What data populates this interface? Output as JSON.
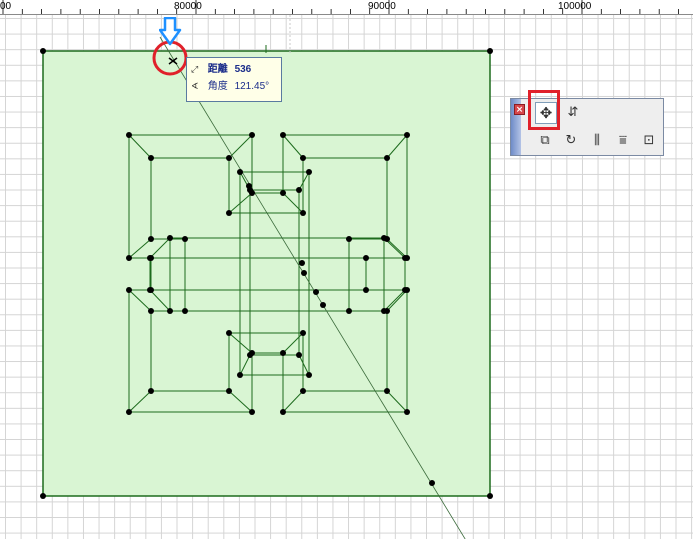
{
  "ruler": {
    "labels": [
      {
        "text": "00"
      },
      {
        "text": "80000"
      },
      {
        "text": "90000"
      },
      {
        "text": "100000"
      }
    ]
  },
  "tooltip": {
    "distance_icon": "distance-icon",
    "distance_label": "距離",
    "distance_value": "536",
    "angle_icon": "angle-icon",
    "angle_label": "角度",
    "angle_value": "121.45°"
  },
  "palette": {
    "close_icon": "close-icon",
    "buttons": [
      {
        "name": "move-icon",
        "glyph": "✥",
        "selected": true
      },
      {
        "name": "elevate-icon",
        "glyph": "⇵"
      },
      {
        "name": "drag-copy-icon",
        "glyph": "⧉"
      },
      {
        "name": "rotate-icon",
        "glyph": "↻"
      },
      {
        "name": "mirror-icon",
        "glyph": "⫼"
      },
      {
        "name": "multiply-icon",
        "glyph": "⩸"
      },
      {
        "name": "offset-icon",
        "glyph": "⊡"
      }
    ]
  },
  "colors": {
    "fill": "#d9f5d3",
    "line": "#1d6b1d",
    "highlight": "#e0202a",
    "arrow": "#1e90ff",
    "tooltip_bg": "#ffffe8",
    "tooltip_text": "#1b2d8a"
  }
}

◆ DIRECTION: Report each line of the material above where the word "name" appears.

◆ FINISHED EXERCISE:
        "name": "move-icon",
        "name": "elevate-icon",
        "name": "drag-copy-icon",
        "name": "rotate-icon",
        "name": "mirror-icon",
        "name": "multiply-icon",
        "name": "offset-icon",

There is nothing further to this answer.